## Request
Print the listing below exactly.

## Data

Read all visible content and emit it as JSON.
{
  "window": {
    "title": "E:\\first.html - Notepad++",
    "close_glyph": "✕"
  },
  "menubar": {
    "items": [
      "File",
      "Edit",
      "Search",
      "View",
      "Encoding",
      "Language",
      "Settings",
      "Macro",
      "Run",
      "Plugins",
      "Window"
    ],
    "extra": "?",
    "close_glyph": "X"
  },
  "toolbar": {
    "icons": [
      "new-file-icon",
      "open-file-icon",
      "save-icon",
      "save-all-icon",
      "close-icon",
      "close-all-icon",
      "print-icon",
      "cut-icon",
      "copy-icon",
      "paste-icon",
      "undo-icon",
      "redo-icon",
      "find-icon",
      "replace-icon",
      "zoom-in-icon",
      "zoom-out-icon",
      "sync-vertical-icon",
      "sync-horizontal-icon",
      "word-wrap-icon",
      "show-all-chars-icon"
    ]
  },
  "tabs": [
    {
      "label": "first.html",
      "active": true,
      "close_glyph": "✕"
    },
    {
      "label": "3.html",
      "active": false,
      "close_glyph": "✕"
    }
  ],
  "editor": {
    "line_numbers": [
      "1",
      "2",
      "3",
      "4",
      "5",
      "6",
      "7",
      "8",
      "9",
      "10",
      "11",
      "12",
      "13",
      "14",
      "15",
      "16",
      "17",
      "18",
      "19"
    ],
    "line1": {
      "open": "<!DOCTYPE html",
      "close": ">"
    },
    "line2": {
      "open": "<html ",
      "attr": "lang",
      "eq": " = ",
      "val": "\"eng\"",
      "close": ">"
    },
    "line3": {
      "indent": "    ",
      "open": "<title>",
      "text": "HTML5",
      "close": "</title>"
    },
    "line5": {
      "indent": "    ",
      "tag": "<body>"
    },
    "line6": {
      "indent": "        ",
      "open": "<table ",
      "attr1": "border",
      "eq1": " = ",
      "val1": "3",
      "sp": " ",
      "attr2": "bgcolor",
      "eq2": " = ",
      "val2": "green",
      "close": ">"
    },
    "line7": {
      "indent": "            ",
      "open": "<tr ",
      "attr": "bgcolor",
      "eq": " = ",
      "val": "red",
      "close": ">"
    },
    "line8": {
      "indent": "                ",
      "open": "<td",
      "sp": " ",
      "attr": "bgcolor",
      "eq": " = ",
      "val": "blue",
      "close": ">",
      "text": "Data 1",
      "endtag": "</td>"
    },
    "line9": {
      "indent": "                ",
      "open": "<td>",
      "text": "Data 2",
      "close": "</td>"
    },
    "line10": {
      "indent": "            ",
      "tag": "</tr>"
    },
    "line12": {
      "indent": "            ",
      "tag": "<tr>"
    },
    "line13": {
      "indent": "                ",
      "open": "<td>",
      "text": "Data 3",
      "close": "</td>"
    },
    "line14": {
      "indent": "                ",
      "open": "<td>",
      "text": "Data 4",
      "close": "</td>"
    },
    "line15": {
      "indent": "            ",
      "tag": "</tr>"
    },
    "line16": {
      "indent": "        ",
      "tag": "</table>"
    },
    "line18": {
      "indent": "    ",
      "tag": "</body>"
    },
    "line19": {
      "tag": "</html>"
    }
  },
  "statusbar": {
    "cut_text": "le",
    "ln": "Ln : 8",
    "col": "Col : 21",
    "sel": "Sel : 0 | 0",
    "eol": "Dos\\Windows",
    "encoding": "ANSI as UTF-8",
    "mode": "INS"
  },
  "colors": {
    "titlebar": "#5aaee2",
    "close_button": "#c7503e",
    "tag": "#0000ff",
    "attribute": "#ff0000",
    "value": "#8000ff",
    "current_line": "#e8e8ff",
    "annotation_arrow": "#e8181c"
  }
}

## Written response
Read all visible content and emit it as JSON.
{
  "window": {
    "title": "E:\\first.html - Notepad++",
    "close_glyph": "✕"
  },
  "menubar": {
    "items": [
      "File",
      "Edit",
      "Search",
      "View",
      "Encoding",
      "Language",
      "Settings",
      "Macro",
      "Run",
      "Plugins",
      "Window"
    ],
    "extra": "?",
    "close_glyph": "X"
  },
  "toolbar": {
    "icons": [
      "new-file-icon",
      "open-file-icon",
      "save-icon",
      "save-all-icon",
      "close-icon",
      "close-all-icon",
      "print-icon",
      "cut-icon",
      "copy-icon",
      "paste-icon",
      "undo-icon",
      "redo-icon",
      "find-icon",
      "replace-icon",
      "zoom-in-icon",
      "zoom-out-icon",
      "sync-vertical-icon",
      "sync-horizontal-icon",
      "word-wrap-icon",
      "show-all-chars-icon"
    ]
  },
  "tabs": [
    {
      "label": "first.html",
      "active": true,
      "close_glyph": "✕"
    },
    {
      "label": "3.html",
      "active": false,
      "close_glyph": "✕"
    }
  ],
  "editor": {
    "line_numbers": [
      "1",
      "2",
      "3",
      "4",
      "5",
      "6",
      "7",
      "8",
      "9",
      "10",
      "11",
      "12",
      "13",
      "14",
      "15",
      "16",
      "17",
      "18",
      "19"
    ],
    "line1": {
      "open": "<!DOCTYPE html",
      "close": ">"
    },
    "line2": {
      "open": "<html ",
      "attr": "lang",
      "eq": " = ",
      "val": "\"eng\"",
      "close": ">"
    },
    "line3": {
      "indent": "    ",
      "open": "<title>",
      "text": "HTML5",
      "close": "</title>"
    },
    "line5": {
      "indent": "    ",
      "tag": "<body>"
    },
    "line6": {
      "indent": "        ",
      "open": "<table ",
      "attr1": "border",
      "eq1": " = ",
      "val1": "3",
      "sp": " ",
      "attr2": "bgcolor",
      "eq2": " = ",
      "val2": "green",
      "close": ">"
    },
    "line7": {
      "indent": "            ",
      "open": "<tr ",
      "attr": "bgcolor",
      "eq": " = ",
      "val": "red",
      "close": ">"
    },
    "line8": {
      "indent": "                ",
      "open": "<td",
      "sp": " ",
      "attr": "bgcolor",
      "eq": " = ",
      "val": "blue",
      "close": ">",
      "text": "Data 1",
      "endtag": "</td>"
    },
    "line9": {
      "indent": "                ",
      "open": "<td>",
      "text": "Data 2",
      "close": "</td>"
    },
    "line10": {
      "indent": "            ",
      "tag": "</tr>"
    },
    "line12": {
      "indent": "            ",
      "tag": "<tr>"
    },
    "line13": {
      "indent": "                ",
      "open": "<td>",
      "text": "Data 3",
      "close": "</td>"
    },
    "line14": {
      "indent": "                ",
      "open": "<td>",
      "text": "Data 4",
      "close": "</td>"
    },
    "line15": {
      "indent": "            ",
      "tag": "</tr>"
    },
    "line16": {
      "indent": "        ",
      "tag": "</table>"
    },
    "line18": {
      "indent": "    ",
      "tag": "</body>"
    },
    "line19": {
      "tag": "</html>"
    }
  },
  "statusbar": {
    "cut_text": "le",
    "ln": "Ln : 8",
    "col": "Col : 21",
    "sel": "Sel : 0 | 0",
    "eol": "Dos\\Windows",
    "encoding": "ANSI as UTF-8",
    "mode": "INS"
  },
  "colors": {
    "titlebar": "#5aaee2",
    "close_button": "#c7503e",
    "tag": "#0000ff",
    "attribute": "#ff0000",
    "value": "#8000ff",
    "current_line": "#e8e8ff",
    "annotation_arrow": "#e8181c"
  }
}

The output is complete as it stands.